* What you will do
Restate each line word for word. Leave out every picture.

-----

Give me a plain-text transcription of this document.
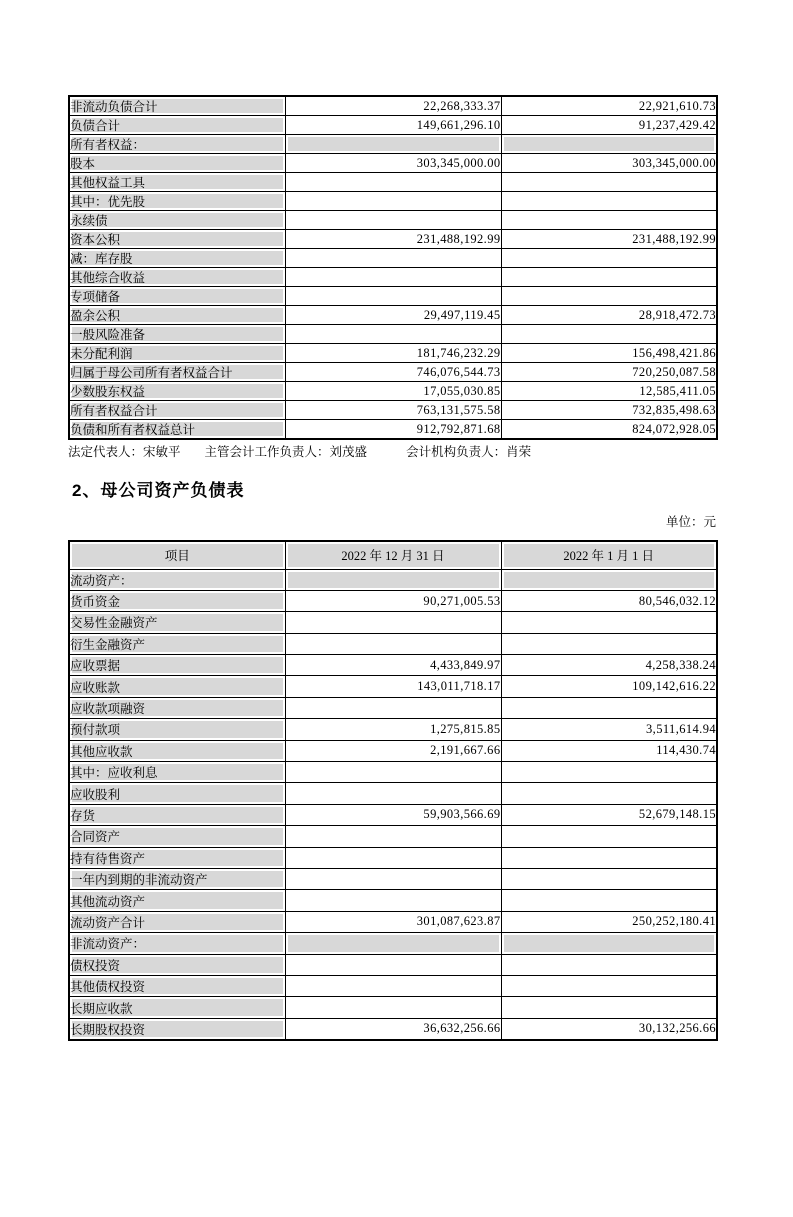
非流动负债合计	22,268,333.37	22,921,610.73
负债合计	149,661,296.10	91,237,429.42
所有者权益：		
股本	303,345,000.00	303,345,000.00
其他权益工具		
其中：优先股		
永续债		
资本公积	231,488,192.99	231,488,192.99
减：库存股		
其他综合收益		
专项储备		
盈余公积	29,497,119.45	28,918,472.73
一般风险准备		
未分配利润	181,746,232.29	156,498,421.86
归属于母公司所有者权益合计	746,076,544.73	720,250,087.58
少数股东权益	17,055,030.85	12,585,411.05
所有者权益合计	763,131,575.58	732,835,498.63
负债和所有者权益总计	912,792,871.68	824,072,928.05
法定代表人：宋敏平 主管会计工作负责人：刘茂盛	会计机构负责人：肖荣
2、母公司资产负债表
单位：元
项目	2022 年 12 月 31 日	2022 年 1 月 1 日
流动资产：		
货币资金	90,271,005.53	80,546,032.12
交易性金融资产		
衍生金融资产		
应收票据	4,433,849.97	4,258,338.24
应收账款	143,011,718.17	109,142,616.22
应收款项融资		
预付款项	1,275,815.85	3,511,614.94
其他应收款	2,191,667.66	114,430.74
其中：应收利息		
应收股利		
存货	59,903,566.69	52,679,148.15
合同资产		
持有待售资产		
一年内到期的非流动资产		
其他流动资产		
流动资产合计	301,087,623.87	250,252,180.41
非流动资产：		
债权投资		
其他债权投资		
长期应收款		
长期股权投资	36,632,256.66	30,132,256.66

-----

* Correct answer
Give me a plain-text transcription of this document.
非流动负债合计	22,268,333.37	22,921,610.73
负债合计	149,661,296.10	91,237,429.42
所有者权益：		
股本	303,345,000.00	303,345,000.00
其他权益工具		
其中：优先股		
永续债		
资本公积	231,488,192.99	231,488,192.99
减：库存股		
其他综合收益		
专项储备		
盈余公积	29,497,119.45	28,918,472.73
一般风险准备		
未分配利润	181,746,232.29	156,498,421.86
归属于母公司所有者权益合计	746,076,544.73	720,250,087.58
少数股东权益	17,055,030.85	12,585,411.05
所有者权益合计	763,131,575.58	732,835,498.63
负债和所有者权益总计	912,792,871.68	824,072,928.05
法定代表人：宋敏平 主管会计工作负责人：刘茂盛	会计机构负责人：肖荣
2、母公司资产负债表
单位：元
项目	2022 年 12 月 31 日	2022 年 1 月 1 日
流动资产：		
货币资金	90,271,005.53	80,546,032.12
交易性金融资产		
衍生金融资产		
应收票据	4,433,849.97	4,258,338.24
应收账款	143,011,718.17	109,142,616.22
应收款项融资		
预付款项	1,275,815.85	3,511,614.94
其他应收款	2,191,667.66	114,430.74
其中：应收利息		
应收股利		
存货	59,903,566.69	52,679,148.15
合同资产		
持有待售资产		
一年内到期的非流动资产		
其他流动资产		
流动资产合计	301,087,623.87	250,252,180.41
非流动资产：		
债权投资		
其他债权投资		
长期应收款		
长期股权投资	36,632,256.66	30,132,256.66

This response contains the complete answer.